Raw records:
+-------+

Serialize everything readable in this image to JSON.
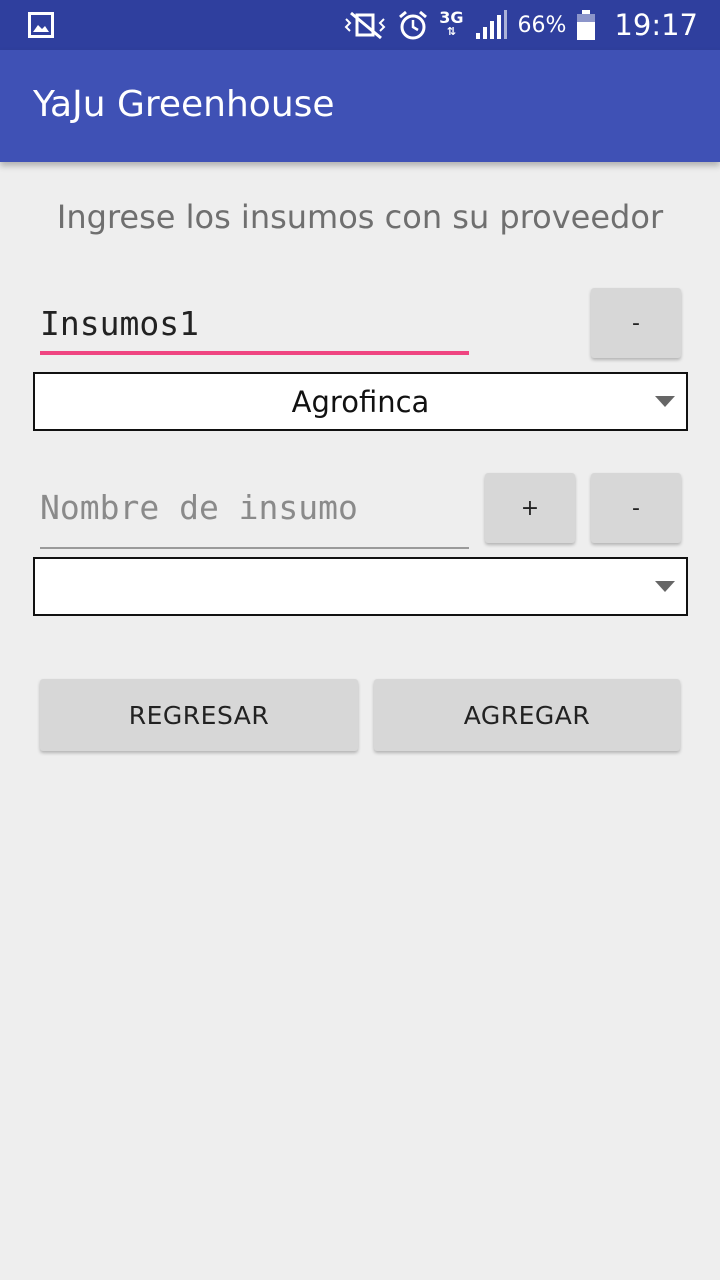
{
  "status_bar": {
    "battery": "66%",
    "time": "19:17",
    "network": "3G",
    "icons": [
      "image-icon",
      "vibrate-icon",
      "alarm-icon",
      "3g-icon",
      "signal-icon",
      "battery-icon"
    ]
  },
  "app_bar": {
    "title": "YaJu Greenhouse"
  },
  "form": {
    "heading": "Ingrese los insumos con su proveedor",
    "rows": [
      {
        "input_value": "Insumos1",
        "remove_label": "-",
        "supplier_selected": "Agrofinca"
      },
      {
        "input_placeholder": "Nombre de insumo",
        "add_label": "+",
        "remove_label": "-",
        "supplier_selected": ""
      }
    ],
    "back_label": "REGRESAR",
    "add_label": "AGREGAR"
  },
  "colors": {
    "status_bar": "#2f3f9e",
    "app_bar": "#3f51b5",
    "accent": "#ef4581",
    "background": "#eeeeee",
    "button": "#d7d7d7"
  }
}
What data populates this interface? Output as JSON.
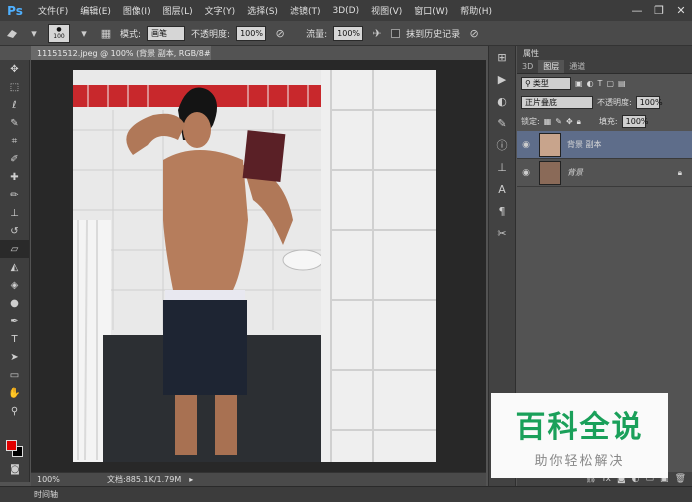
{
  "app": {
    "logo": "Ps"
  },
  "menu": [
    "文件(F)",
    "编辑(E)",
    "图像(I)",
    "图层(L)",
    "文字(Y)",
    "选择(S)",
    "滤镜(T)",
    "3D(D)",
    "视图(V)",
    "窗口(W)",
    "帮助(H)"
  ],
  "window_controls": {
    "minimize": "—",
    "restore": "❐",
    "close": "✕"
  },
  "options": {
    "brush_size": "100",
    "mode_label": "模式:",
    "mode_value": "画笔",
    "opacity_label": "不透明度:",
    "opacity_value": "100%",
    "flow_label": "流量:",
    "flow_value": "100%",
    "history_label": "抹到历史记录"
  },
  "document": {
    "tab_title": "11151512.jpeg @ 100% (背景 副本, RGB/8#) *",
    "tab_close": "×",
    "zoom": "100%",
    "doc_info": "文档:885.1K/1.79M"
  },
  "timeline": {
    "label": "时间轴"
  },
  "panel": {
    "header": "属性",
    "tabs": [
      "3D",
      "图层",
      "通道"
    ],
    "active_tab": 1,
    "filter_kind": "类型",
    "blend_mode": "正片叠底",
    "opacity_label": "不透明度:",
    "opacity_value": "100%",
    "lock_label": "锁定:",
    "fill_label": "填充:",
    "fill_value": "100%",
    "layers": [
      {
        "name": "背景 副本",
        "selected": true
      },
      {
        "name": "背景",
        "selected": false
      }
    ]
  },
  "watermark": {
    "title": "百科全说",
    "subtitle": "助你轻松解决"
  },
  "colors": {
    "foreground": "#e00000",
    "background": "#000000",
    "accent_green": "#1aa05a",
    "selected_layer": "#5e6d8a"
  }
}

+-------+

> GIVEN EXERCISE: Set down all the data again exactly as above, pictures excluded.

> WRITTEN SOLUTION:
Serialize everything readable in this image to JSON.
{
  "status_bar": {
    "battery": "66%",
    "time": "19:17",
    "network": "3G",
    "icons": [
      "image-icon",
      "vibrate-icon",
      "alarm-icon",
      "3g-icon",
      "signal-icon",
      "battery-icon"
    ]
  },
  "app_bar": {
    "title": "YaJu Greenhouse"
  },
  "form": {
    "heading": "Ingrese los insumos con su proveedor",
    "rows": [
      {
        "input_value": "Insumos1",
        "remove_label": "-",
        "supplier_selected": "Agrofinca"
      },
      {
        "input_placeholder": "Nombre de insumo",
        "add_label": "+",
        "remove_label": "-",
        "supplier_selected": ""
      }
    ],
    "back_label": "REGRESAR",
    "add_label": "AGREGAR"
  },
  "colors": {
    "status_bar": "#2f3f9e",
    "app_bar": "#3f51b5",
    "accent": "#ef4581",
    "background": "#eeeeee",
    "button": "#d7d7d7"
  }
}
What data populates this interface? Output as JSON.
{
  "app": {
    "logo": "Ps"
  },
  "menu": [
    "文件(F)",
    "编辑(E)",
    "图像(I)",
    "图层(L)",
    "文字(Y)",
    "选择(S)",
    "滤镜(T)",
    "3D(D)",
    "视图(V)",
    "窗口(W)",
    "帮助(H)"
  ],
  "window_controls": {
    "minimize": "—",
    "restore": "❐",
    "close": "✕"
  },
  "options": {
    "brush_size": "100",
    "mode_label": "模式:",
    "mode_value": "画笔",
    "opacity_label": "不透明度:",
    "opacity_value": "100%",
    "flow_label": "流量:",
    "flow_value": "100%",
    "history_label": "抹到历史记录"
  },
  "document": {
    "tab_title": "11151512.jpeg @ 100% (背景 副本, RGB/8#) *",
    "tab_close": "×",
    "zoom": "100%",
    "doc_info": "文档:885.1K/1.79M"
  },
  "timeline": {
    "label": "时间轴"
  },
  "panel": {
    "header": "属性",
    "tabs": [
      "3D",
      "图层",
      "通道"
    ],
    "active_tab": 1,
    "filter_kind": "类型",
    "blend_mode": "正片叠底",
    "opacity_label": "不透明度:",
    "opacity_value": "100%",
    "lock_label": "锁定:",
    "fill_label": "填充:",
    "fill_value": "100%",
    "layers": [
      {
        "name": "背景 副本",
        "selected": true
      },
      {
        "name": "背景",
        "selected": false
      }
    ]
  },
  "watermark": {
    "title": "百科全说",
    "subtitle": "助你轻松解决"
  },
  "colors": {
    "foreground": "#e00000",
    "background": "#000000",
    "accent_green": "#1aa05a",
    "selected_layer": "#5e6d8a"
  }
}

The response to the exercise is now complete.